--- BEGIN Data supplied ---

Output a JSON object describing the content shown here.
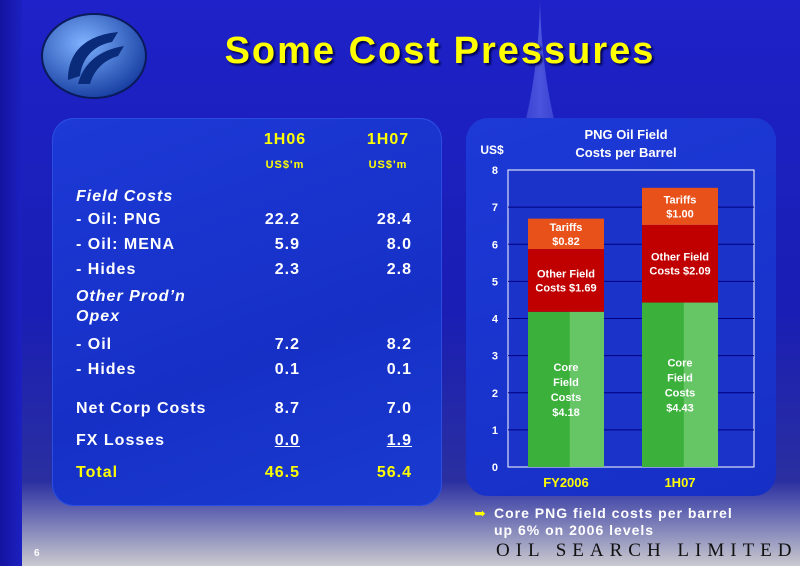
{
  "slide": {
    "title": "Some Cost Pressures",
    "page_number": "6",
    "brand": "OIL SEARCH LIMITED"
  },
  "table": {
    "col1_header": "1H06",
    "col2_header": "1H07",
    "col1_unit": "US$'m",
    "col2_unit": "US$'m",
    "section_field": "Field Costs",
    "section_other_line1": "Other Prod’n",
    "section_other_line2": "Opex",
    "rows": [
      {
        "label": "- Oil: PNG",
        "v1": "22.2",
        "v2": "28.4"
      },
      {
        "label": "- Oil: MENA",
        "v1": "5.9",
        "v2": "8.0"
      },
      {
        "label": "- Hides",
        "v1": "2.3",
        "v2": "2.8"
      },
      {
        "label": "- Oil",
        "v1": "7.2",
        "v2": "8.2"
      },
      {
        "label": "- Hides",
        "v1": "0.1",
        "v2": "0.1"
      },
      {
        "label": "Net Corp Costs",
        "v1": "8.7",
        "v2": "7.0"
      },
      {
        "label": "FX Losses",
        "v1": "0.0",
        "v2": "1.9"
      },
      {
        "label": "Total",
        "v1": "46.5",
        "v2": "56.4"
      }
    ]
  },
  "chart_data": {
    "type": "bar",
    "title": "PNG Oil Field Costs per Barrel",
    "title_line1": "PNG Oil Field",
    "title_line2": "Costs per Barrel",
    "ylabel": "US$",
    "ylim": [
      0,
      8
    ],
    "yticks": [
      "0",
      "1",
      "2",
      "3",
      "4",
      "5",
      "6",
      "7",
      "8"
    ],
    "categories": [
      "FY2006",
      "1H07"
    ],
    "stacked": true,
    "series": [
      {
        "name": "Core Field Costs",
        "values": [
          4.18,
          4.43
        ],
        "color": "#3bb03b",
        "labels": [
          [
            "Core",
            "Field",
            "Costs",
            "$4.18"
          ],
          [
            "Core",
            "Field",
            "Costs",
            "$4.43"
          ]
        ]
      },
      {
        "name": "Other Field Costs",
        "values": [
          1.69,
          2.09
        ],
        "color": "#c00000",
        "labels": [
          [
            "Other Field",
            "Costs $1.69"
          ],
          [
            "Other Field",
            "Costs $2.09"
          ]
        ]
      },
      {
        "name": "Tariffs",
        "values": [
          0.82,
          1.0
        ],
        "color": "#e8521a",
        "labels": [
          [
            "Tariffs",
            "$0.82"
          ],
          [
            "Tariffs",
            "$1.00"
          ]
        ]
      }
    ]
  },
  "bullet": {
    "line1": "Core PNG field costs per barrel",
    "line2": "up 6% on 2006 levels"
  }
}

--- END Data supplied ---

> _Stated exercise_:
Write every record out again exactly; no pictures belong in the copy.

> _Result below_:
Output a JSON object describing the content shown here.
{
  "slide": {
    "title": "Some Cost Pressures",
    "page_number": "6",
    "brand": "OIL SEARCH LIMITED"
  },
  "table": {
    "col1_header": "1H06",
    "col2_header": "1H07",
    "col1_unit": "US$'m",
    "col2_unit": "US$'m",
    "section_field": "Field Costs",
    "section_other_line1": "Other Prod’n",
    "section_other_line2": "Opex",
    "rows": [
      {
        "label": "- Oil: PNG",
        "v1": "22.2",
        "v2": "28.4"
      },
      {
        "label": "- Oil: MENA",
        "v1": "5.9",
        "v2": "8.0"
      },
      {
        "label": "- Hides",
        "v1": "2.3",
        "v2": "2.8"
      },
      {
        "label": "- Oil",
        "v1": "7.2",
        "v2": "8.2"
      },
      {
        "label": "- Hides",
        "v1": "0.1",
        "v2": "0.1"
      },
      {
        "label": "Net Corp Costs",
        "v1": "8.7",
        "v2": "7.0"
      },
      {
        "label": "FX Losses",
        "v1": "0.0",
        "v2": "1.9"
      },
      {
        "label": "Total",
        "v1": "46.5",
        "v2": "56.4"
      }
    ]
  },
  "chart_data": {
    "type": "bar",
    "title": "PNG Oil Field Costs per Barrel",
    "title_line1": "PNG Oil Field",
    "title_line2": "Costs per Barrel",
    "ylabel": "US$",
    "ylim": [
      0,
      8
    ],
    "yticks": [
      "0",
      "1",
      "2",
      "3",
      "4",
      "5",
      "6",
      "7",
      "8"
    ],
    "categories": [
      "FY2006",
      "1H07"
    ],
    "stacked": true,
    "series": [
      {
        "name": "Core Field Costs",
        "values": [
          4.18,
          4.43
        ],
        "color": "#3bb03b",
        "labels": [
          [
            "Core",
            "Field",
            "Costs",
            "$4.18"
          ],
          [
            "Core",
            "Field",
            "Costs",
            "$4.43"
          ]
        ]
      },
      {
        "name": "Other Field Costs",
        "values": [
          1.69,
          2.09
        ],
        "color": "#c00000",
        "labels": [
          [
            "Other Field",
            "Costs $1.69"
          ],
          [
            "Other Field",
            "Costs $2.09"
          ]
        ]
      },
      {
        "name": "Tariffs",
        "values": [
          0.82,
          1.0
        ],
        "color": "#e8521a",
        "labels": [
          [
            "Tariffs",
            "$0.82"
          ],
          [
            "Tariffs",
            "$1.00"
          ]
        ]
      }
    ]
  },
  "bullet": {
    "line1": "Core PNG field costs per barrel",
    "line2": "up 6% on 2006 levels"
  }
}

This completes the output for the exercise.